> **YOUR GOAL**
List all the lines in these records that hold "helper".

◆ ◆ ◆

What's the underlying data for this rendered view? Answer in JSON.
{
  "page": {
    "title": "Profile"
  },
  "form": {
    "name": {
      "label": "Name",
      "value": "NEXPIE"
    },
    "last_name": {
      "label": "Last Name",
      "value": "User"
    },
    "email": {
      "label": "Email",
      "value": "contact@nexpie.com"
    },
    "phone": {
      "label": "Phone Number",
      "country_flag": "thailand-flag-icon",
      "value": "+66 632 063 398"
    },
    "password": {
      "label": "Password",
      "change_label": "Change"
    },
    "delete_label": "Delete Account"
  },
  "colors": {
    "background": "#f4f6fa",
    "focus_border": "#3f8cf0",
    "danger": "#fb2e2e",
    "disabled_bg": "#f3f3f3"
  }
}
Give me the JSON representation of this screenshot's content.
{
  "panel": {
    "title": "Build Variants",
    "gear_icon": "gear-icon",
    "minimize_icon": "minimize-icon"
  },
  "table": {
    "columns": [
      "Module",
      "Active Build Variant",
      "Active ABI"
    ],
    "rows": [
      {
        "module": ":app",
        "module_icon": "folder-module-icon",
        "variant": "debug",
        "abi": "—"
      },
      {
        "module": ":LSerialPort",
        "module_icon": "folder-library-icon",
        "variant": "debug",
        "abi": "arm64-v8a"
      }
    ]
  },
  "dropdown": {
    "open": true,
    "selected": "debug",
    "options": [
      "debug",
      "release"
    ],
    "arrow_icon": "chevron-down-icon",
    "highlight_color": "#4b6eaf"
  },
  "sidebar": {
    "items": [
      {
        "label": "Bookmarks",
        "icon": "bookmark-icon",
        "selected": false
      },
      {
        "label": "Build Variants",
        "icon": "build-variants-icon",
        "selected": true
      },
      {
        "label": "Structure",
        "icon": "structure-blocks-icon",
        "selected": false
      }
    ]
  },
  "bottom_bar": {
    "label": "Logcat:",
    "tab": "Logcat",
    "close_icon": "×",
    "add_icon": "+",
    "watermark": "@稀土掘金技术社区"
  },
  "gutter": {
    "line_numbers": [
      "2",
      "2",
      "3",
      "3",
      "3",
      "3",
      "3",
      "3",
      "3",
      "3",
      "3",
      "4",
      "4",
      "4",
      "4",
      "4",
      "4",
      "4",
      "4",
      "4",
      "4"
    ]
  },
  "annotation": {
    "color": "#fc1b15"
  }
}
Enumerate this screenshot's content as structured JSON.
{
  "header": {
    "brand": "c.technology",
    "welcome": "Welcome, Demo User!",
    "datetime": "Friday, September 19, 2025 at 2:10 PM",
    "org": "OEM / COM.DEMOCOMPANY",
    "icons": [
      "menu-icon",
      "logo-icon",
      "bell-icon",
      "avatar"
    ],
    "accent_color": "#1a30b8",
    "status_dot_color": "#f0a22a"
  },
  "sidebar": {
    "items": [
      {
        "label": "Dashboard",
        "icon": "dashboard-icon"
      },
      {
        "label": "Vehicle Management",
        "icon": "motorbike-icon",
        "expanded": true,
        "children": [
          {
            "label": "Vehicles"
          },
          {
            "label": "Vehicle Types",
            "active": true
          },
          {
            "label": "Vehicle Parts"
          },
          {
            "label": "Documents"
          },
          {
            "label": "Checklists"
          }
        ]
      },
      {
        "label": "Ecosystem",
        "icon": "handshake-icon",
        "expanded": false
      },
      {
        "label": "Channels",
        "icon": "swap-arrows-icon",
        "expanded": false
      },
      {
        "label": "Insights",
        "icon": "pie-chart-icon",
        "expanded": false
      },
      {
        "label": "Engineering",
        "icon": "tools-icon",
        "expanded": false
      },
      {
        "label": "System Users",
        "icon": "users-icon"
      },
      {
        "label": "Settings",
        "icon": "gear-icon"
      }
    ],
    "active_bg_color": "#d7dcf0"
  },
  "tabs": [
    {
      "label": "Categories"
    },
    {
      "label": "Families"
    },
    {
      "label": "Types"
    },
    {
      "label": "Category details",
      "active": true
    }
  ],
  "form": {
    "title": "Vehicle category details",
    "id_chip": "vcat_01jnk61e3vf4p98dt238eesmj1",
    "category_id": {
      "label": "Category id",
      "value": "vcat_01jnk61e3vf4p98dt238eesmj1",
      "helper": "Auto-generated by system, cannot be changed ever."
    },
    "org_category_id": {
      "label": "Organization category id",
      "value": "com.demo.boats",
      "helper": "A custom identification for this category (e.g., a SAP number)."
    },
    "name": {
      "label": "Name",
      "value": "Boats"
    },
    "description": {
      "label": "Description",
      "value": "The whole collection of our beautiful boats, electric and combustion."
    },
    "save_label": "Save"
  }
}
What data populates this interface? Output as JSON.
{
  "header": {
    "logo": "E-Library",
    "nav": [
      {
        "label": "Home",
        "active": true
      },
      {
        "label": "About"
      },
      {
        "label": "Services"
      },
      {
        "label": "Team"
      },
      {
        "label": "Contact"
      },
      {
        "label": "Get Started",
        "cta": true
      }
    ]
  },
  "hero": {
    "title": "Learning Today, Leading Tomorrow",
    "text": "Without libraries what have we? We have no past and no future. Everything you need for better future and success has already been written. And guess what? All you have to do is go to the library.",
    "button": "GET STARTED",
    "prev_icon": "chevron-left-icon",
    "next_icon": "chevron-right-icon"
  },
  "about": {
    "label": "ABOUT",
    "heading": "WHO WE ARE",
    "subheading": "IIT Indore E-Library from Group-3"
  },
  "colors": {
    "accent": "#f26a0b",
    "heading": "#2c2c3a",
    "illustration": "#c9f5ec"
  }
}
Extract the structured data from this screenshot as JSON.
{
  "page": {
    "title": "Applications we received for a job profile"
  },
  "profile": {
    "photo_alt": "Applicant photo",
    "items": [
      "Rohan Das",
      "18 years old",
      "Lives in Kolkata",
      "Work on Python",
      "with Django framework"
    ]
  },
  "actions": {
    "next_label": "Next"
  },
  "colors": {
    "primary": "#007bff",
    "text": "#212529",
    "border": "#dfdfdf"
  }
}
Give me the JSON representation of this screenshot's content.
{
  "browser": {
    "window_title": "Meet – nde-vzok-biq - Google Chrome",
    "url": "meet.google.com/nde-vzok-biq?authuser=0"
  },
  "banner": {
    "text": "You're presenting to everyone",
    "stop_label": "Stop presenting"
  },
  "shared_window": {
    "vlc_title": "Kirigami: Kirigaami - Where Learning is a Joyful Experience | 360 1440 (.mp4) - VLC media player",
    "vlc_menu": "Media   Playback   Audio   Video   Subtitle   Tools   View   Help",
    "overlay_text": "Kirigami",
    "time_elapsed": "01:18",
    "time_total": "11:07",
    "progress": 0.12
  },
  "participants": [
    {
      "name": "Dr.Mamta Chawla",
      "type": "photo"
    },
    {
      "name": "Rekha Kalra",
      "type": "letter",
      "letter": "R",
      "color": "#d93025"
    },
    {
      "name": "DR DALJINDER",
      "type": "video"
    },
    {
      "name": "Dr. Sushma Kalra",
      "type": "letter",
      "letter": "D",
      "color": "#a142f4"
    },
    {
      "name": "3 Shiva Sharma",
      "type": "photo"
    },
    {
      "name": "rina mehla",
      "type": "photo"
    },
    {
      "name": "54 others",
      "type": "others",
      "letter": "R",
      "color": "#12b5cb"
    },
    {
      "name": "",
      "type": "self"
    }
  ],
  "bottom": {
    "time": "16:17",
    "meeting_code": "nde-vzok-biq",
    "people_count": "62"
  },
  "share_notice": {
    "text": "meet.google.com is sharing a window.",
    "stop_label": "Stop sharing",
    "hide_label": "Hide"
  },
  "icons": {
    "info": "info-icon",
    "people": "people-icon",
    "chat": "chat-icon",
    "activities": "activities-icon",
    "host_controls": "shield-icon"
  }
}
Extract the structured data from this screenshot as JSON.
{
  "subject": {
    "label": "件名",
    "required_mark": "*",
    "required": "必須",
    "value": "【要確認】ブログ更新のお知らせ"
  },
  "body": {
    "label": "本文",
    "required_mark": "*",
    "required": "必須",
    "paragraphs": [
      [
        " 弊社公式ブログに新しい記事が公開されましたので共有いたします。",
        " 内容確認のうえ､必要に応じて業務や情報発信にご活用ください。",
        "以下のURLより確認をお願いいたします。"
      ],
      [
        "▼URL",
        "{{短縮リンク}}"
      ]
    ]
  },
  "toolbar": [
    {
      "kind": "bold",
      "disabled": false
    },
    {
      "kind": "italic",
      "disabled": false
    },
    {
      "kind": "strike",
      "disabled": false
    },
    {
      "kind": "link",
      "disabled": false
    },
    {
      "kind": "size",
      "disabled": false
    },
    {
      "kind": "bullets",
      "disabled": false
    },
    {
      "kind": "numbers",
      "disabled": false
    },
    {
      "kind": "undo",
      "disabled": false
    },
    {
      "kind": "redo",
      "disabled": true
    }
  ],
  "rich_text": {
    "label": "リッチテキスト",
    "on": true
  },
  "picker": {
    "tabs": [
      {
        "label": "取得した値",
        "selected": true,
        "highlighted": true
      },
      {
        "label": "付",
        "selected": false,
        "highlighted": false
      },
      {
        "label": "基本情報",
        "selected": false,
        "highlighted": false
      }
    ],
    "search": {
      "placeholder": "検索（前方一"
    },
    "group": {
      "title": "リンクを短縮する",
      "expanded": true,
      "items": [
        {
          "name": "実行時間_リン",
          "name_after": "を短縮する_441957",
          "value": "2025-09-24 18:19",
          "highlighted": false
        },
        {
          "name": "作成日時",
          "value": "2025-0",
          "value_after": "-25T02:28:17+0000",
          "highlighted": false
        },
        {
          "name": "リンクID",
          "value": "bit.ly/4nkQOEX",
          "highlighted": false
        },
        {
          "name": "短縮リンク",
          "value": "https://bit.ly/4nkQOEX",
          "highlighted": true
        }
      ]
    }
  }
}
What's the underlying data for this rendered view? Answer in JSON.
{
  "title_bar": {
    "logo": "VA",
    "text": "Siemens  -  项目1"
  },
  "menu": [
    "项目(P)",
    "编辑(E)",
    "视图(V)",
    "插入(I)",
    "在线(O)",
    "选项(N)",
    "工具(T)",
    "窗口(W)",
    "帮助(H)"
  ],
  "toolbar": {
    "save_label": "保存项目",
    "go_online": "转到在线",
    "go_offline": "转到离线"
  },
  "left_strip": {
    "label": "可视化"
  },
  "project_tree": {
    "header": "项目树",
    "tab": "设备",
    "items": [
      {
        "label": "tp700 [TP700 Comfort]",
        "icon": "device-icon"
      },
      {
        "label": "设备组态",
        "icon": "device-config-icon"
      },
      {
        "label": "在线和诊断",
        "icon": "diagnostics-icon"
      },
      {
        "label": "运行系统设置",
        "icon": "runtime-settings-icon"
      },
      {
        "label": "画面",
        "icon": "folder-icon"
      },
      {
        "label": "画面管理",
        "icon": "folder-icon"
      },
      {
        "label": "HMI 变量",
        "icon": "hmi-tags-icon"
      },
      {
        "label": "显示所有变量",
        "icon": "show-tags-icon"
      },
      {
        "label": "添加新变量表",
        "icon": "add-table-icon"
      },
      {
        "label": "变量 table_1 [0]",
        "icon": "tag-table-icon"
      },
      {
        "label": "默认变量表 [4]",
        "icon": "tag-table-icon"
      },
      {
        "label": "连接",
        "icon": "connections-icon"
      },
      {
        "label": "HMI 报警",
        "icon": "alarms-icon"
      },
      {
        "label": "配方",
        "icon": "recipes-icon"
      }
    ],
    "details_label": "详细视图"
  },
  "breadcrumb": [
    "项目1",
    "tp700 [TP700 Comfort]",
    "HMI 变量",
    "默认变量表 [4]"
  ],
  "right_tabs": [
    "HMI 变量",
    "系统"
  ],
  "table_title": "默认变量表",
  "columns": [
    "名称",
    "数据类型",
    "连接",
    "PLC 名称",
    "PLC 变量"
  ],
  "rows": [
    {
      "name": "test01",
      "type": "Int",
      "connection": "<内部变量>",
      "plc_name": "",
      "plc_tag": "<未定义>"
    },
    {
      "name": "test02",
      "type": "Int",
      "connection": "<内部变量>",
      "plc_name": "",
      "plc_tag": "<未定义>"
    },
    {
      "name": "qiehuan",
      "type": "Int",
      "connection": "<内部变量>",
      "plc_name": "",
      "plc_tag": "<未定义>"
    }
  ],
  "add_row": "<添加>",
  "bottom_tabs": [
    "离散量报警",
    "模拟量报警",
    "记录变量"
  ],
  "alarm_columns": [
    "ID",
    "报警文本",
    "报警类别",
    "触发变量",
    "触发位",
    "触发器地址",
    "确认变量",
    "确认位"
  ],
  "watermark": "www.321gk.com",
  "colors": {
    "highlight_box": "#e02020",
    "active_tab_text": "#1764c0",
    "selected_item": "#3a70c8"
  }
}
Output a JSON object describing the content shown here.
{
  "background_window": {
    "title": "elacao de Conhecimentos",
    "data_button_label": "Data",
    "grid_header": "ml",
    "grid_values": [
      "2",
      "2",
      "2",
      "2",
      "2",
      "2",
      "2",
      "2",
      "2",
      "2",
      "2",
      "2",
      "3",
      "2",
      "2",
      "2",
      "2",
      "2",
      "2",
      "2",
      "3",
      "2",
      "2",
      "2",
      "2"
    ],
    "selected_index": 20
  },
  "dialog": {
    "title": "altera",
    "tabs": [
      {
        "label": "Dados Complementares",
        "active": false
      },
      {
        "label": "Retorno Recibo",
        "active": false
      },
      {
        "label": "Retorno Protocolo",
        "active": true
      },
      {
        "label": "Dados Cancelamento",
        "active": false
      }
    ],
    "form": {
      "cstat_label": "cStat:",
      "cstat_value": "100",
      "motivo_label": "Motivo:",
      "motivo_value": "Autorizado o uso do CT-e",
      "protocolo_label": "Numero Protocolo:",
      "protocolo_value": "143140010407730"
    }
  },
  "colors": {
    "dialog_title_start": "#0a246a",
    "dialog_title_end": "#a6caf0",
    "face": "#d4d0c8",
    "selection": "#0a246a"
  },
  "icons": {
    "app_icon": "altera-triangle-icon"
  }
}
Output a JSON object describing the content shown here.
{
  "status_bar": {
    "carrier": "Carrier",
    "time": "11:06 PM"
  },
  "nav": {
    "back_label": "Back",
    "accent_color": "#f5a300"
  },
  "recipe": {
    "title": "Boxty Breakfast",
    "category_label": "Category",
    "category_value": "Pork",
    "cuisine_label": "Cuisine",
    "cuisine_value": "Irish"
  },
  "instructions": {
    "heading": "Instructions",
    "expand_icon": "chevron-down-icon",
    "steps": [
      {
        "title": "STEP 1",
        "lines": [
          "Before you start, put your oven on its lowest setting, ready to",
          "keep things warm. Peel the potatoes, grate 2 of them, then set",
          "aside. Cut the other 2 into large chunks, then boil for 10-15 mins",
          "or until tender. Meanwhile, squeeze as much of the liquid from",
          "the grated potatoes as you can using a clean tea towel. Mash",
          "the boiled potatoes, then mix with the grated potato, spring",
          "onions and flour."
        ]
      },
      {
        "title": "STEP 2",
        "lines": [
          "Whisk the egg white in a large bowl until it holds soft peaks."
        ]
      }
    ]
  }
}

◆ ◆ ◆

> **OUTPUT BELOW**
      "helper": "Auto-generated by system, cannot be changed ever."
      "helper": "A custom identification for this category (e.g., a SAP number)."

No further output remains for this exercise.